■ **Dataset**:
※

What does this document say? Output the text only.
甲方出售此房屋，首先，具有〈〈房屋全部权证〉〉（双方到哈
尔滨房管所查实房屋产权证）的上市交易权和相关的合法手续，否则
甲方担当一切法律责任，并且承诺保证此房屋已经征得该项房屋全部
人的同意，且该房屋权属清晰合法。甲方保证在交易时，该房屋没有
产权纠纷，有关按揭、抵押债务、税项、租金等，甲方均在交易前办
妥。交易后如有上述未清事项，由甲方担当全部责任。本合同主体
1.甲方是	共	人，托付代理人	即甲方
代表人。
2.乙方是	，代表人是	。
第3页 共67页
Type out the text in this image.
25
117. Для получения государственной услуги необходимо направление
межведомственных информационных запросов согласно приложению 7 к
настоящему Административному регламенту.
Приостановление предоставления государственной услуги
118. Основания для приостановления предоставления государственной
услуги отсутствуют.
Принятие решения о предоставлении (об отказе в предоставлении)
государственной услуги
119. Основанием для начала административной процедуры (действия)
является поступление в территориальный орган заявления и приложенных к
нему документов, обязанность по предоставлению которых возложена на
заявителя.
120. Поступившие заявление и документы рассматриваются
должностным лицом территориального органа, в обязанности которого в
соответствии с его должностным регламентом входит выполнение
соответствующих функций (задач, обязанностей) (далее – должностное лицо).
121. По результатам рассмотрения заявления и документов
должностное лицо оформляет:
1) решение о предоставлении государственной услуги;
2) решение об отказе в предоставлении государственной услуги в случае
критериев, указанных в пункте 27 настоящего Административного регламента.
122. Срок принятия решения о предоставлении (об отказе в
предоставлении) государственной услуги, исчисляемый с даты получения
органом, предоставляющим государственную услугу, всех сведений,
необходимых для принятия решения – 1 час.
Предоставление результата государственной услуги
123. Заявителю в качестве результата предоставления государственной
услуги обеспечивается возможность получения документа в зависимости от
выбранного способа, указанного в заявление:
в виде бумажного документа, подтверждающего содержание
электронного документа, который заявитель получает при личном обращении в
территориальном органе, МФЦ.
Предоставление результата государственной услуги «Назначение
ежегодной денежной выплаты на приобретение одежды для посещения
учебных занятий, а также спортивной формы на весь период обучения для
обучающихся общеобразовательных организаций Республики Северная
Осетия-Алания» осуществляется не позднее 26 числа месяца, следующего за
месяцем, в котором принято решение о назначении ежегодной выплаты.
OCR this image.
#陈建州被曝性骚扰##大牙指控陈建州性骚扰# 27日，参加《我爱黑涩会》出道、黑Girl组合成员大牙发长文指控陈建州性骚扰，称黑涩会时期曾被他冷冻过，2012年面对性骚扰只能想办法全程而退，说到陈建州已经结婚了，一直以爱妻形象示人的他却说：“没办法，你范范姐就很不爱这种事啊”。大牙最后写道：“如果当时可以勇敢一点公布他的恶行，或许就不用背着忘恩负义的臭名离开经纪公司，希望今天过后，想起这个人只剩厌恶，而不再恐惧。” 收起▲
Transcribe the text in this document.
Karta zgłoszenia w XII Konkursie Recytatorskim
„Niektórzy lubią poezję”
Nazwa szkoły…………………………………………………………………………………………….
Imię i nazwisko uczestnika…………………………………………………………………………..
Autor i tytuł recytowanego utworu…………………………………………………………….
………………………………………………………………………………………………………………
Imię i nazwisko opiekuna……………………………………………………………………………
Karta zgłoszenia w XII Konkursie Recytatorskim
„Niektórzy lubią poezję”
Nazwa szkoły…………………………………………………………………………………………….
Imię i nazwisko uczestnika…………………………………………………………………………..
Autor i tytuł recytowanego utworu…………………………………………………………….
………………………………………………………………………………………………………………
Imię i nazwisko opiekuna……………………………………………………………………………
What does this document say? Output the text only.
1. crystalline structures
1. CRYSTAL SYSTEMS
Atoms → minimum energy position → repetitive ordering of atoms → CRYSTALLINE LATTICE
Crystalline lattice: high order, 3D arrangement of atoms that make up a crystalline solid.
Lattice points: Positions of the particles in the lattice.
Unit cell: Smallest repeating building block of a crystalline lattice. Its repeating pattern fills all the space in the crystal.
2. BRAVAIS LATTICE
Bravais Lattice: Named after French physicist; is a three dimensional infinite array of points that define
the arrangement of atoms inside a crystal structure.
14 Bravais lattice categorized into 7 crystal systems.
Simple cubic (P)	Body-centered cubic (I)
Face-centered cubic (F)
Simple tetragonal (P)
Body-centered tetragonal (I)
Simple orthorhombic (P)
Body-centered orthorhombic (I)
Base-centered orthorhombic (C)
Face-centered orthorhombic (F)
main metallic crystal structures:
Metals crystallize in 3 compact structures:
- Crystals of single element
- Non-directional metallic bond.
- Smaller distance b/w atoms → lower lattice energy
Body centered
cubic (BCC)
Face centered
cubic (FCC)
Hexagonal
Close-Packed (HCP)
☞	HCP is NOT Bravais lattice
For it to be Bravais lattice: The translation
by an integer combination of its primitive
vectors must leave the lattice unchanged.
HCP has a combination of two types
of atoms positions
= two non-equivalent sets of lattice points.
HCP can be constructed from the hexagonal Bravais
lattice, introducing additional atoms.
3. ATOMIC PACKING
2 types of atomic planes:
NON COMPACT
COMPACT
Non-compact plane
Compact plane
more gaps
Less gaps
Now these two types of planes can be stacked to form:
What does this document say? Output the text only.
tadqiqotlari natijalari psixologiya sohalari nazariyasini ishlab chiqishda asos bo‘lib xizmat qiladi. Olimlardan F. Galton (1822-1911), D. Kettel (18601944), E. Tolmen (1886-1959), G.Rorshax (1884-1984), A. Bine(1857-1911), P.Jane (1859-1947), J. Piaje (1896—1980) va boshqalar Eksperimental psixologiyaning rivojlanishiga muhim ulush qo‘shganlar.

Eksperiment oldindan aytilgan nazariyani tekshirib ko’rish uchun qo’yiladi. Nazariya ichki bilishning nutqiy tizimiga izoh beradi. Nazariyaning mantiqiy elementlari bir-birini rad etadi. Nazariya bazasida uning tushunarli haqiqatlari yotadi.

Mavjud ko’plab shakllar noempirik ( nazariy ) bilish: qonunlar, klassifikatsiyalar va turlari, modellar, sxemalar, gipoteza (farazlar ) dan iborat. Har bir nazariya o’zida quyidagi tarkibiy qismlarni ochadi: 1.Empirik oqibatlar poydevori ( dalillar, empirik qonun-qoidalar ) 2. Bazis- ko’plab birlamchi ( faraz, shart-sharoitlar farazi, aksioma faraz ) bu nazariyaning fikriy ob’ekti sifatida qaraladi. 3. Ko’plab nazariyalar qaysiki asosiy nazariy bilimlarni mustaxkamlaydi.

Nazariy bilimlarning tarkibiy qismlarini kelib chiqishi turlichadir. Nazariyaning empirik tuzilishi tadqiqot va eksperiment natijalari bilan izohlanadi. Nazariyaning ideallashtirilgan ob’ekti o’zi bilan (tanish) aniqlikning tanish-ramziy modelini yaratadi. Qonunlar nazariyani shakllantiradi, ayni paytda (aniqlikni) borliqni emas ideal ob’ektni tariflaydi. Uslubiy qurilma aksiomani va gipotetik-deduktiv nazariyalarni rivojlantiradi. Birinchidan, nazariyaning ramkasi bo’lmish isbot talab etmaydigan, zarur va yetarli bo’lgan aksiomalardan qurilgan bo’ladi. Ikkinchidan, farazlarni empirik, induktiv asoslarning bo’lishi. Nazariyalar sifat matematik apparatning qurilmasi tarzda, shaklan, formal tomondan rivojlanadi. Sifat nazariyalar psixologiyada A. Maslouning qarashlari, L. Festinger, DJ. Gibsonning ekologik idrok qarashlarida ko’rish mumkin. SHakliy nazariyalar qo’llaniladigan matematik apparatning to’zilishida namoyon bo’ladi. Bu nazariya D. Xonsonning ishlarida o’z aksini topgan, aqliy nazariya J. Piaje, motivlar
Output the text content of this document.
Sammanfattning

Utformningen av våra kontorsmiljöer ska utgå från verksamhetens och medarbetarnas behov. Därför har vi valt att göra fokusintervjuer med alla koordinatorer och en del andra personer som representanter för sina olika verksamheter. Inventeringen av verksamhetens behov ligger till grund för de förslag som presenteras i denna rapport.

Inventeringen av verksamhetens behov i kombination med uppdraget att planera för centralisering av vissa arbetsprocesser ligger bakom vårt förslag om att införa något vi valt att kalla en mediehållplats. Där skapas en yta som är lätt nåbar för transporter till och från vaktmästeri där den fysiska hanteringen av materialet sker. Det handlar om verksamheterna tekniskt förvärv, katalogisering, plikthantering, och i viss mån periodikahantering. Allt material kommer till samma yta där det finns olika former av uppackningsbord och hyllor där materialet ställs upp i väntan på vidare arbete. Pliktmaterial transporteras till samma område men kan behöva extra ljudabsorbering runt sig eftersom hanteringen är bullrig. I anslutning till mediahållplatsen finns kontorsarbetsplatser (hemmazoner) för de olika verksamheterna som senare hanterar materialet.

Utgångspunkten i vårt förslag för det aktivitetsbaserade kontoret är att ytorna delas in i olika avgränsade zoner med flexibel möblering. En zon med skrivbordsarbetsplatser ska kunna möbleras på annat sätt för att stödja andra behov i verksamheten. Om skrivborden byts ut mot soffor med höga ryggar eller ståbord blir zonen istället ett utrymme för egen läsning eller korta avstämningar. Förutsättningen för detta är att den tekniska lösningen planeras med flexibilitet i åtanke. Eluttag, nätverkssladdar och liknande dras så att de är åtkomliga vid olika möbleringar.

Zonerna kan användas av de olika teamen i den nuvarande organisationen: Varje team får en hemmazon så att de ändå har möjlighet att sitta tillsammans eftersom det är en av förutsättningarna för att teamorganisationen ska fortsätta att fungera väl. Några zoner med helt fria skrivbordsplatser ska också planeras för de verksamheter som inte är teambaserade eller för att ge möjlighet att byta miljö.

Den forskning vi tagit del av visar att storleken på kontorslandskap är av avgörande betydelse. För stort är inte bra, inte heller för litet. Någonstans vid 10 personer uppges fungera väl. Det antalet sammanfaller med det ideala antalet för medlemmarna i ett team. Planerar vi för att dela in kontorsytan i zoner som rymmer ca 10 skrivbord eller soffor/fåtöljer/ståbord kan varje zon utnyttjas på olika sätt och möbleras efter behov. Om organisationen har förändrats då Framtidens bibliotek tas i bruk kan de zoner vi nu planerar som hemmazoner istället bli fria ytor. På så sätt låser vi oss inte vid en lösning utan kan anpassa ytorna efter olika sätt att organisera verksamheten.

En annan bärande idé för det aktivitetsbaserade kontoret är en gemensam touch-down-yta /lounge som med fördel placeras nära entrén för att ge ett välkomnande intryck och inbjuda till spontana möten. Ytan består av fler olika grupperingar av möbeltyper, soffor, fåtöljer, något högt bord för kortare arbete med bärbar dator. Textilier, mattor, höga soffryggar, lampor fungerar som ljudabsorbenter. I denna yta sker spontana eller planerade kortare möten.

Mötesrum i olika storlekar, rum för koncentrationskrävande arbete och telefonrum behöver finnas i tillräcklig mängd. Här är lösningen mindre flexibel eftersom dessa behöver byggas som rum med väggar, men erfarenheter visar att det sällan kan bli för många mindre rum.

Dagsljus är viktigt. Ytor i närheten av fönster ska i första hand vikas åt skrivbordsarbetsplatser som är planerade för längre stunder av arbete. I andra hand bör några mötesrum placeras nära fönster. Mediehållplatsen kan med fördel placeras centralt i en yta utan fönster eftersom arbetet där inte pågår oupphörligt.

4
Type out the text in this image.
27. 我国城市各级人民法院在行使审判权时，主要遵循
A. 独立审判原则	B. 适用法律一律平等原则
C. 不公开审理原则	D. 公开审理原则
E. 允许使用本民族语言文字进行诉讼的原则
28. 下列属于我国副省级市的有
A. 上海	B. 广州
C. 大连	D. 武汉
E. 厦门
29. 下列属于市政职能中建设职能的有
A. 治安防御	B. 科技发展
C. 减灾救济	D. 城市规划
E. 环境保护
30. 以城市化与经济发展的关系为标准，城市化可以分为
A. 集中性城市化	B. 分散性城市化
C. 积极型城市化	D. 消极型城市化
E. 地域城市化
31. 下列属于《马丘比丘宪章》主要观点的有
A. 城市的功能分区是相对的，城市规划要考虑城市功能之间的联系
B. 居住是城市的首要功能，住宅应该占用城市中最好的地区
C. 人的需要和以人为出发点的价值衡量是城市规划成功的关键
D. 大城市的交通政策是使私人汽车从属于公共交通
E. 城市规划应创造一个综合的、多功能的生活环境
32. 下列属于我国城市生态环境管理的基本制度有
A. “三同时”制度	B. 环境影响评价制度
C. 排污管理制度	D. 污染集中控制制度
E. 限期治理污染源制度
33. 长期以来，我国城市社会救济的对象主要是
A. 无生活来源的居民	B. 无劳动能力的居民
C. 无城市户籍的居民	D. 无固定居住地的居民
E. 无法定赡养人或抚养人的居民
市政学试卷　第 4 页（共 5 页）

※

Of the lines in the material above, state how many contain the string "lösningen"; give no other text.

2